WHAT TO PRODUCE: Extract the full set of records, then give each one again exactly.

DATASET EXTRACT:

-.-.-

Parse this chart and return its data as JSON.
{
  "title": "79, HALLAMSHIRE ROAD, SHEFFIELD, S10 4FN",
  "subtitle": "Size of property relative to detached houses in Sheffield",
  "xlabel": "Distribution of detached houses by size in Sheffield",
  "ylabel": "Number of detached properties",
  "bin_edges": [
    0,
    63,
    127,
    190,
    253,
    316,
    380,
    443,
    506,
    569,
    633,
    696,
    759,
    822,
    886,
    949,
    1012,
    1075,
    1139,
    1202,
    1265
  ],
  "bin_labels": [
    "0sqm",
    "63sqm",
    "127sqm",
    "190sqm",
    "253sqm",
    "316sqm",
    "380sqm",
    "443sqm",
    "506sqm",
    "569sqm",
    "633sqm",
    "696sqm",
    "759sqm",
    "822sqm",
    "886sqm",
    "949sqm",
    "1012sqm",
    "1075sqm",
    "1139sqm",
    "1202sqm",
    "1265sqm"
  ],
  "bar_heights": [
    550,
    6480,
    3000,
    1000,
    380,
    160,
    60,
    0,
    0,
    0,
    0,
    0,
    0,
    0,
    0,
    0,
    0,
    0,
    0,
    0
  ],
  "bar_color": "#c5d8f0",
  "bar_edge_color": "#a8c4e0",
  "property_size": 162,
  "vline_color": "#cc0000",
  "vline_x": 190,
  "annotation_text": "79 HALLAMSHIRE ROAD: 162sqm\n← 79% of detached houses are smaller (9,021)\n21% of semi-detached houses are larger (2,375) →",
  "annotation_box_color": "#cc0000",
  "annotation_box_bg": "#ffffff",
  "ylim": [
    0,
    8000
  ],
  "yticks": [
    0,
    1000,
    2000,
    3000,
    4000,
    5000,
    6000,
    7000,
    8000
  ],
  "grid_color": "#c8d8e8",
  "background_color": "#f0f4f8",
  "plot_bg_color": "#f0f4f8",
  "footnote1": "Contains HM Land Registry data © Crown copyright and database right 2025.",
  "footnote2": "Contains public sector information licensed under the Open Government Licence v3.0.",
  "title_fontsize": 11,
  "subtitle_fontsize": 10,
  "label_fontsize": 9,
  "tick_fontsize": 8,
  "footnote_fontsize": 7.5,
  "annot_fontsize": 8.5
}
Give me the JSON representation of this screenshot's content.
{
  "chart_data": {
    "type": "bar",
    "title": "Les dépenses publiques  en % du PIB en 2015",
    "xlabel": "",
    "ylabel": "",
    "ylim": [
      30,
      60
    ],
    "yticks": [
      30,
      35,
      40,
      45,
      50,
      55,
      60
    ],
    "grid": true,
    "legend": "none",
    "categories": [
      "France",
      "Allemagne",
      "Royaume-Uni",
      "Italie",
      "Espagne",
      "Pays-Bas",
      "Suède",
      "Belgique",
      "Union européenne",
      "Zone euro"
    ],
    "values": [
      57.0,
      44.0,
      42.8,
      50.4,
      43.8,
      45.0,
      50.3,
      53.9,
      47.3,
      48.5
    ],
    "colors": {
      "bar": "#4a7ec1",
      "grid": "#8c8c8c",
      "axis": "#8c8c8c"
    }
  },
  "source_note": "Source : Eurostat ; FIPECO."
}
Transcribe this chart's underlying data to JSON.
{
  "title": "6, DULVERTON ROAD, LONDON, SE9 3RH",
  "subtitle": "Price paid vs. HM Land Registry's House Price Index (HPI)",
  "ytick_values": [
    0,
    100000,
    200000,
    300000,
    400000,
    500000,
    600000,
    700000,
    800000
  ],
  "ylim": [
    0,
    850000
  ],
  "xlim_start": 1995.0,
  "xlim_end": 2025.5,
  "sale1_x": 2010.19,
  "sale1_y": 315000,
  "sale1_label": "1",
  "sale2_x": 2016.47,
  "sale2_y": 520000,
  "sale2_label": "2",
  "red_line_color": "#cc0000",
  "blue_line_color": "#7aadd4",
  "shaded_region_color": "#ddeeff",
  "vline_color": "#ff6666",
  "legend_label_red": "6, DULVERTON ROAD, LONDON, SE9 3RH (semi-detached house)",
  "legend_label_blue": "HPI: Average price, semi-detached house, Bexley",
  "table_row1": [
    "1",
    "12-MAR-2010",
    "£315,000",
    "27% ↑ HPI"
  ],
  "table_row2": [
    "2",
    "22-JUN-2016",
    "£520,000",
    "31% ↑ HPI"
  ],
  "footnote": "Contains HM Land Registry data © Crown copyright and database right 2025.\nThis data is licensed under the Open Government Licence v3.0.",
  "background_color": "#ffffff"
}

-.-.-

FULL ANSWER:
Parse this chart and return its data as JSON.
{
  "title": "79, HALLAMSHIRE ROAD, SHEFFIELD, S10 4FN",
  "subtitle": "Size of property relative to detached houses in Sheffield",
  "xlabel": "Distribution of detached houses by size in Sheffield",
  "ylabel": "Number of detached properties",
  "bin_edges": [
    0,
    63,
    127,
    190,
    253,
    316,
    380,
    443,
    506,
    569,
    633,
    696,
    759,
    822,
    886,
    949,
    1012,
    1075,
    1139,
    1202,
    1265
  ],
  "bin_labels": [
    "0sqm",
    "63sqm",
    "127sqm",
    "190sqm",
    "253sqm",
    "316sqm",
    "380sqm",
    "443sqm",
    "506sqm",
    "569sqm",
    "633sqm",
    "696sqm",
    "759sqm",
    "822sqm",
    "886sqm",
    "949sqm",
    "1012sqm",
    "1075sqm",
    "1139sqm",
    "1202sqm",
    "1265sqm"
  ],
  "bar_heights": [
    550,
    6480,
    3000,
    1000,
    380,
    160,
    60,
    0,
    0,
    0,
    0,
    0,
    0,
    0,
    0,
    0,
    0,
    0,
    0,
    0
  ],
  "bar_color": "#c5d8f0",
  "bar_edge_color": "#a8c4e0",
  "property_size": 162,
  "vline_color": "#cc0000",
  "vline_x": 190,
  "annotation_text": "79 HALLAMSHIRE ROAD: 162sqm\n← 79% of detached houses are smaller (9,021)\n21% of semi-detached houses are larger (2,375) →",
  "annotation_box_color": "#cc0000",
  "annotation_box_bg": "#ffffff",
  "ylim": [
    0,
    8000
  ],
  "yticks": [
    0,
    1000,
    2000,
    3000,
    4000,
    5000,
    6000,
    7000,
    8000
  ],
  "grid_color": "#c8d8e8",
  "background_color": "#f0f4f8",
  "plot_bg_color": "#f0f4f8",
  "footnote1": "Contains HM Land Registry data © Crown copyright and database right 2025.",
  "footnote2": "Contains public sector information licensed under the Open Government Licence v3.0.",
  "title_fontsize": 11,
  "subtitle_fontsize": 10,
  "label_fontsize": 9,
  "tick_fontsize": 8,
  "footnote_fontsize": 7.5,
  "annot_fontsize": 8.5
}
Give me the JSON representation of this screenshot's content.
{
  "chart_data": {
    "type": "bar",
    "title": "Les dépenses publiques  en % du PIB en 2015",
    "xlabel": "",
    "ylabel": "",
    "ylim": [
      30,
      60
    ],
    "yticks": [
      30,
      35,
      40,
      45,
      50,
      55,
      60
    ],
    "grid": true,
    "legend": "none",
    "categories": [
      "France",
      "Allemagne",
      "Royaume-Uni",
      "Italie",
      "Espagne",
      "Pays-Bas",
      "Suède",
      "Belgique",
      "Union européenne",
      "Zone euro"
    ],
    "values": [
      57.0,
      44.0,
      42.8,
      50.4,
      43.8,
      45.0,
      50.3,
      53.9,
      47.3,
      48.5
    ],
    "colors": {
      "bar": "#4a7ec1",
      "grid": "#8c8c8c",
      "axis": "#8c8c8c"
    }
  },
  "source_note": "Source : Eurostat ; FIPECO."
}
Transcribe this chart's underlying data to JSON.
{
  "title": "6, DULVERTON ROAD, LONDON, SE9 3RH",
  "subtitle": "Price paid vs. HM Land Registry's House Price Index (HPI)",
  "ytick_values": [
    0,
    100000,
    200000,
    300000,
    400000,
    500000,
    600000,
    700000,
    800000
  ],
  "ylim": [
    0,
    850000
  ],
  "xlim_start": 1995.0,
  "xlim_end": 2025.5,
  "sale1_x": 2010.19,
  "sale1_y": 315000,
  "sale1_label": "1",
  "sale2_x": 2016.47,
  "sale2_y": 520000,
  "sale2_label": "2",
  "red_line_color": "#cc0000",
  "blue_line_color": "#7aadd4",
  "shaded_region_color": "#ddeeff",
  "vline_color": "#ff6666",
  "legend_label_red": "6, DULVERTON ROAD, LONDON, SE9 3RH (semi-detached house)",
  "legend_label_blue": "HPI: Average price, semi-detached house, Bexley",
  "table_row1": [
    "1",
    "12-MAR-2010",
    "£315,000",
    "27% ↑ HPI"
  ],
  "table_row2": [
    "2",
    "22-JUN-2016",
    "£520,000",
    "31% ↑ HPI"
  ],
  "footnote": "Contains HM Land Registry data © Crown copyright and database right 2025.\nThis data is licensed under the Open Government Licence v3.0.",
  "background_color": "#ffffff"
}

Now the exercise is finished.